# Exercise directions
Identify all lines in the data containing the string "default". Copy them out.

# Records provided
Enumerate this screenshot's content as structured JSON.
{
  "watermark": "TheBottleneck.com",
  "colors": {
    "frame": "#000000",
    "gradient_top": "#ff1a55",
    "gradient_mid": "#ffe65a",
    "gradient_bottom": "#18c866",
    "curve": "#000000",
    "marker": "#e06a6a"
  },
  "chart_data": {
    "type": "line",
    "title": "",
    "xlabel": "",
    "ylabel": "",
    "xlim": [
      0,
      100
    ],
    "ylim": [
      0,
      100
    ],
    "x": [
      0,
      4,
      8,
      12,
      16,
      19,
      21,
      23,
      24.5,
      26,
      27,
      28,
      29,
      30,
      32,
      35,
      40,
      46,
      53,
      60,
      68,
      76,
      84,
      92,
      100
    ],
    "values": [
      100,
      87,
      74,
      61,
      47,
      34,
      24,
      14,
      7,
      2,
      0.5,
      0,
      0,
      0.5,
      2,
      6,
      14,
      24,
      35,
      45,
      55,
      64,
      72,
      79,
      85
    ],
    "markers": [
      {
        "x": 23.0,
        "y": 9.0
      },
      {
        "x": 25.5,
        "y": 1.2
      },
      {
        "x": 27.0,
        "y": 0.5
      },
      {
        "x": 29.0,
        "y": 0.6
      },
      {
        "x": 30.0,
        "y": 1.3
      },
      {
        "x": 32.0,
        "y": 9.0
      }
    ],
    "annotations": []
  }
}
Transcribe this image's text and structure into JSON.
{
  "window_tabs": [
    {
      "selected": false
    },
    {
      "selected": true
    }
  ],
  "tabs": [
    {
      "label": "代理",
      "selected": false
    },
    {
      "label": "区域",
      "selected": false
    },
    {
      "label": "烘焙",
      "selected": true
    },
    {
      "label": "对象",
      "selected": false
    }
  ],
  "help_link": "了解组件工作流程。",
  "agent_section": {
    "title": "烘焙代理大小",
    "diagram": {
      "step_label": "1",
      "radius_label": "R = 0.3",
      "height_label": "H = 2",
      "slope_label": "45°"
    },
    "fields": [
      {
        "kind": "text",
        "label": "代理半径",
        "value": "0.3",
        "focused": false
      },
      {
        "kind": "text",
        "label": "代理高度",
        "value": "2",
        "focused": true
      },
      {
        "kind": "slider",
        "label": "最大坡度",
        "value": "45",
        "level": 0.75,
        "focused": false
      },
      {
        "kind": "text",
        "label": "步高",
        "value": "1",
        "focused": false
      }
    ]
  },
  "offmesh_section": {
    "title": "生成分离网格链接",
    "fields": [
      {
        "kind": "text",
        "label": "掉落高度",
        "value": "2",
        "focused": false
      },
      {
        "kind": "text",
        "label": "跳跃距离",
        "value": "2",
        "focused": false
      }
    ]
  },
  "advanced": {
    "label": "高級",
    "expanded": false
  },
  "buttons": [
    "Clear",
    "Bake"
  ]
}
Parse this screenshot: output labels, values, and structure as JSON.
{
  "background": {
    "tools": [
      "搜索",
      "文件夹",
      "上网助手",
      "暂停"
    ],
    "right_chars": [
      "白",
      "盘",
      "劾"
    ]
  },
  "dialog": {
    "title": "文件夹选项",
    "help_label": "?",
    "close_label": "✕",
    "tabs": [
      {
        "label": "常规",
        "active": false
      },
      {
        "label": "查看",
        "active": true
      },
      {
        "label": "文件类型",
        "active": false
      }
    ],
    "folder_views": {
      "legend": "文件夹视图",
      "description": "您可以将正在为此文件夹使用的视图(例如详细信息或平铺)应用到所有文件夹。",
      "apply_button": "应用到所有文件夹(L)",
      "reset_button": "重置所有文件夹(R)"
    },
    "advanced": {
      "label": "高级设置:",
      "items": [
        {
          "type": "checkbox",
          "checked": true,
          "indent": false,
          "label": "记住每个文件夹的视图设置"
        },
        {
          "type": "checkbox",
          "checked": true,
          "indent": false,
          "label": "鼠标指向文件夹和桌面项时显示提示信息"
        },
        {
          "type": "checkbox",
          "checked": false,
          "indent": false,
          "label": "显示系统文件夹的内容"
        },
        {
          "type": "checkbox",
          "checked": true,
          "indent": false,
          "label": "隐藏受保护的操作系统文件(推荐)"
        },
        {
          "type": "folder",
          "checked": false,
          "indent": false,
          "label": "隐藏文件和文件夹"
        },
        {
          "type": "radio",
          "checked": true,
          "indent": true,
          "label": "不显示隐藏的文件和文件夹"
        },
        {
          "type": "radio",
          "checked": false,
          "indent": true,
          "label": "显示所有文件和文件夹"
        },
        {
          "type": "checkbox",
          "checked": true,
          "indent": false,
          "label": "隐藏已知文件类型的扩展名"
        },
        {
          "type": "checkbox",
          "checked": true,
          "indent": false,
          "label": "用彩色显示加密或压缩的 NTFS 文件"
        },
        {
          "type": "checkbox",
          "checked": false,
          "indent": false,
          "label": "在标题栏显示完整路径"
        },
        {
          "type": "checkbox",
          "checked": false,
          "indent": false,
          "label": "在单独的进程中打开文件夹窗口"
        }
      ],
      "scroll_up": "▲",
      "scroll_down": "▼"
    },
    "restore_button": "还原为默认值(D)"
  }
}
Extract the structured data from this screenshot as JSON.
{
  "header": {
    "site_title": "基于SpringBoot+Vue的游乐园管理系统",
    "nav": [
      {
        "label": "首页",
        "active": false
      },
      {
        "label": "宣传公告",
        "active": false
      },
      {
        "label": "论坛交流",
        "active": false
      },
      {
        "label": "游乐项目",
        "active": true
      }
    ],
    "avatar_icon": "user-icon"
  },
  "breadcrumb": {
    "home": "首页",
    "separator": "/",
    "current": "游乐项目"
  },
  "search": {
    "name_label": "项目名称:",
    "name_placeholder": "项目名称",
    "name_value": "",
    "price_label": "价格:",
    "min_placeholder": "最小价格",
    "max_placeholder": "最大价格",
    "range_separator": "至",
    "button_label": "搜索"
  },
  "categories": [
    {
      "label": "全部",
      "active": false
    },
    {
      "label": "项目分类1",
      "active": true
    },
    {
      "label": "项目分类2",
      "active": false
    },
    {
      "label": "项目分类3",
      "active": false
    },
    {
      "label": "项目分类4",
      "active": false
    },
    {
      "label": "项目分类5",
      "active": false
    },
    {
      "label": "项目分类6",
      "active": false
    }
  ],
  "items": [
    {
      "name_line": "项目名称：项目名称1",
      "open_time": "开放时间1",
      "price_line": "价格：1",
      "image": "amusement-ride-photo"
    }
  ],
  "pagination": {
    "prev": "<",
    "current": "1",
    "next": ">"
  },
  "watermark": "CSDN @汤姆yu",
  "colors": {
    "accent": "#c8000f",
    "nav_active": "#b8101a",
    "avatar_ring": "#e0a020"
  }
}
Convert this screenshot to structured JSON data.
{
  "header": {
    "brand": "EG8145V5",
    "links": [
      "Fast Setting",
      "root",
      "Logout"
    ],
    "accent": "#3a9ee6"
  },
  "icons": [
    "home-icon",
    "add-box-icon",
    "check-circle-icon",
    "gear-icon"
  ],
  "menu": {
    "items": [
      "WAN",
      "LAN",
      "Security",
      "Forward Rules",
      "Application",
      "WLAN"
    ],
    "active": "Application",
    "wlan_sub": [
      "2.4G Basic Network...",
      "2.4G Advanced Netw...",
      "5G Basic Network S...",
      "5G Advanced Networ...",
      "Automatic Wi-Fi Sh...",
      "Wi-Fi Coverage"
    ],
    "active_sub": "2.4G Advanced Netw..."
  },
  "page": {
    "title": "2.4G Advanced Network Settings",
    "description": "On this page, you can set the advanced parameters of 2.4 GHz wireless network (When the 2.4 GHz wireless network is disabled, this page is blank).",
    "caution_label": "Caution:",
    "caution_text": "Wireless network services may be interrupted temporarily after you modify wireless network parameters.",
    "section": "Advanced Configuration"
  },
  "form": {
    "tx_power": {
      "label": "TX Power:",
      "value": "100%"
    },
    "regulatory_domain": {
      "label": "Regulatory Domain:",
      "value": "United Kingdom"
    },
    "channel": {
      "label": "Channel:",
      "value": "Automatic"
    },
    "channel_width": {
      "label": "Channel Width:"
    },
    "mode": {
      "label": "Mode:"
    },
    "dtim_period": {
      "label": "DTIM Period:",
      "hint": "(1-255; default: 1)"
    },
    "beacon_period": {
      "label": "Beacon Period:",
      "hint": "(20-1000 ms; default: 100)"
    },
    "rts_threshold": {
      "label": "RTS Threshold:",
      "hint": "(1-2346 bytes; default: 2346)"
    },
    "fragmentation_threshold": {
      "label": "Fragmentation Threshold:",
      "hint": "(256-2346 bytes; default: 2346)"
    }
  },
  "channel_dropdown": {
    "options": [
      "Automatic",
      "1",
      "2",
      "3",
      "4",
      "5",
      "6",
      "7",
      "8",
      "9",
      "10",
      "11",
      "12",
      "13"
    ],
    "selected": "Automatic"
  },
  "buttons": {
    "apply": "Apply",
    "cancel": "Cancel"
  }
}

# Full solution
      "hint": "(1-255; default: 1)"
      "hint": "(20-1000 ms; default: 100)"
      "hint": "(1-2346 bytes; default: 2346)"
      "hint": "(256-2346 bytes; default: 2346)"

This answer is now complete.